Description of the task
Set the data down again, exactly as it reads, but without the pictures.
>> begin Dataset entries
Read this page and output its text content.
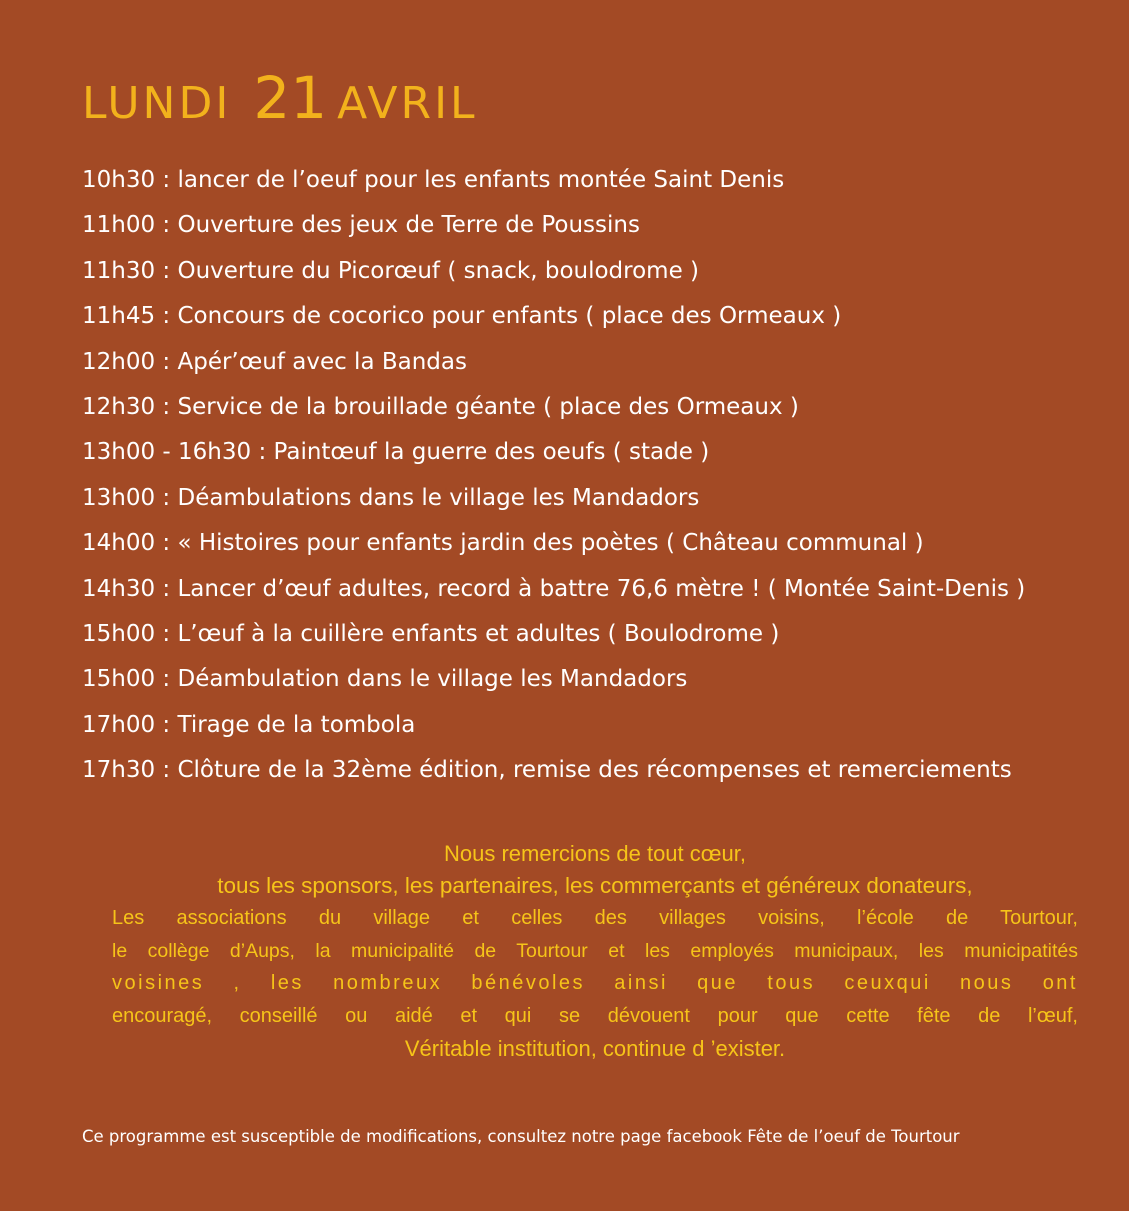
LUNDI 21 AVRIL
10h30 : lancer de l’oeuf pour les enfants montée Saint Denis
11h00 : Ouverture des jeux de Terre de Poussins
11h30 : Ouverture du Picorœuf ( snack, boulodrome )
11h45 : Concours de cocorico pour enfants ( place des Ormeaux )
12h00 : Apér’œuf avec la Bandas
12h30 : Service de la brouillade géante ( place des Ormeaux )
13h00 - 16h30 : Paintœuf la guerre des oeufs ( stade )
13h00 : Déambulations dans le village les Mandadors
14h00 : « Histoires pour enfants jardin des poètes ( Château communal )
14h30 : Lancer d’œuf adultes, record à battre 76,6 mètre ! ( Montée Saint-Denis )
15h00 : L’œuf à la cuillère enfants et adultes ( Boulodrome )
15h00 : Déambulation dans le village les Mandadors
17h00 : Tirage de la tombola
17h30 : Clôture de la 32ème édition, remise des récompenses et remerciements

Nous remercions de tout cœur,

tous les sponsors, les partenaires, les commerçants et généreux donateurs,

Les associations du village et celles des villages voisins, l’école de Tourtour,

le collège d’Aups, la municipalité de Tourtour et les employés municipaux, les municipatités

voisines , les nombreux bénévoles ainsi que tous ceuxqui nous ont

encouragé, conseillé ou aidé et qui se dévouent pour que cette fête de l’œuf,

Véritable institution, continue d ’exister.

Ce programme est susceptible de modifications, consultez notre page facebook Fête de l’oeuf de Tourtour
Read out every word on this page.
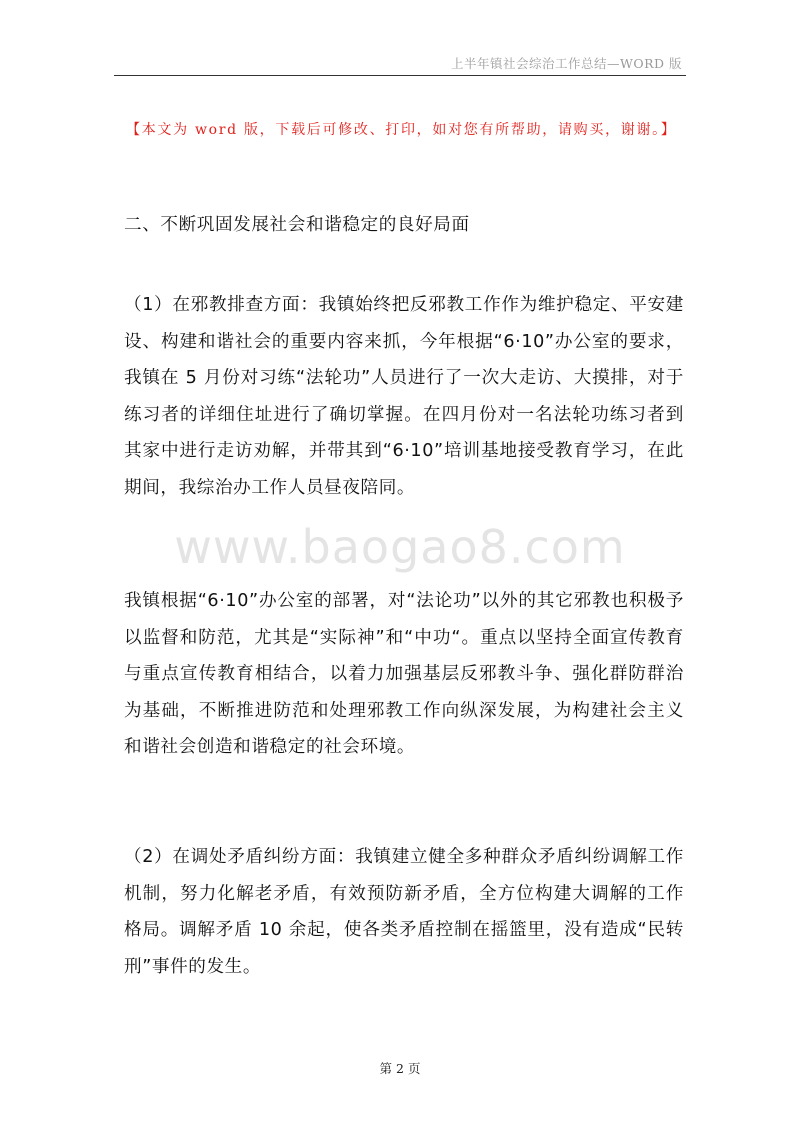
上半年镇社会综治工作总结—WORD 版
【本文为 word 版，下载后可修改、打印，如对您有所帮助，请购买，谢谢。】

二、不断巩固发展社会和谐稳定的良好局面

www.baogao8.com

（1）在邪教排查方面：我镇始终把反邪教工作作为维护稳定、平安建设、构建和谐社会的重要内容来抓，今年根据“6·10”办公室的要求，我镇在 5 月份对习练“法轮功”人员进行了一次大走访、大摸排，对于练习者的详细住址进行了确切掌握。在四月份对一名法轮功练习者到其家中进行走访劝解，并带其到“6·10”培训基地接受教育学习，在此期间，我综治办工作人员昼夜陪同。

我镇根据“6·10”办公室的部署，对“法论功”以外的其它邪教也积极予以监督和防范，尤其是“实际神”和“中功“。重点以坚持全面宣传教育与重点宣传教育相结合，以着力加强基层反邪教斗争、强化群防群治为基础，不断推进防范和处理邪教工作向纵深发展，为构建社会主义和谐社会创造和谐稳定的社会环境。

（2）在调处矛盾纠纷方面：我镇建立健全多种群众矛盾纠纷调解工作机制，努力化解老矛盾，有效预防新矛盾，全方位构建大调解的工作格局。调解矛盾 10 余起，使各类矛盾控制在摇篮里，没有造成“民转刑”事件的发生。

第 2 页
>> end Dataset entries
Exercise answer
Read this page and output its text content.
LUNDI 21 AVRIL
10h30 : lancer de l’oeuf pour les enfants montée Saint Denis
11h00 : Ouverture des jeux de Terre de Poussins
11h30 : Ouverture du Picorœuf ( snack, boulodrome )
11h45 : Concours de cocorico pour enfants ( place des Ormeaux )
12h00 : Apér’œuf avec la Bandas
12h30 : Service de la brouillade géante ( place des Ormeaux )
13h00 - 16h30 : Paintœuf la guerre des oeufs ( stade )
13h00 : Déambulations dans le village les Mandadors
14h00 : « Histoires pour enfants jardin des poètes ( Château communal )
14h30 : Lancer d’œuf adultes, record à battre 76,6 mètre ! ( Montée Saint-Denis )
15h00 : L’œuf à la cuillère enfants et adultes ( Boulodrome )
15h00 : Déambulation dans le village les Mandadors
17h00 : Tirage de la tombola
17h30 : Clôture de la 32ème édition, remise des récompenses et remerciements

Nous remercions de tout cœur,

tous les sponsors, les partenaires, les commerçants et généreux donateurs,

Les associations du village et celles des villages voisins, l’école de Tourtour,

le collège d’Aups, la municipalité de Tourtour et les employés municipaux, les municipatités

voisines , les nombreux bénévoles ainsi que tous ceuxqui nous ont

encouragé, conseillé ou aidé et qui se dévouent pour que cette fête de l’œuf,

Véritable institution, continue d ’exister.

Ce programme est susceptible de modifications, consultez notre page facebook Fête de l’oeuf de Tourtour
Read out every word on this page.
上半年镇社会综治工作总结—WORD 版
【本文为 word 版，下载后可修改、打印，如对您有所帮助，请购买，谢谢。】

二、不断巩固发展社会和谐稳定的良好局面

www.baogao8.com

（1）在邪教排查方面：我镇始终把反邪教工作作为维护稳定、平安建设、构建和谐社会的重要内容来抓，今年根据“6·10”办公室的要求，我镇在 5 月份对习练“法轮功”人员进行了一次大走访、大摸排，对于练习者的详细住址进行了确切掌握。在四月份对一名法轮功练习者到其家中进行走访劝解，并带其到“6·10”培训基地接受教育学习，在此期间，我综治办工作人员昼夜陪同。

我镇根据“6·10”办公室的部署，对“法论功”以外的其它邪教也积极予以监督和防范，尤其是“实际神”和“中功“。重点以坚持全面宣传教育与重点宣传教育相结合，以着力加强基层反邪教斗争、强化群防群治为基础，不断推进防范和处理邪教工作向纵深发展，为构建社会主义和谐社会创造和谐稳定的社会环境。

（2）在调处矛盾纠纷方面：我镇建立健全多种群众矛盾纠纷调解工作机制，努力化解老矛盾，有效预防新矛盾，全方位构建大调解的工作格局。调解矛盾 10 余起，使各类矛盾控制在摇篮里，没有造成“民转刑”事件的发生。

第 2 页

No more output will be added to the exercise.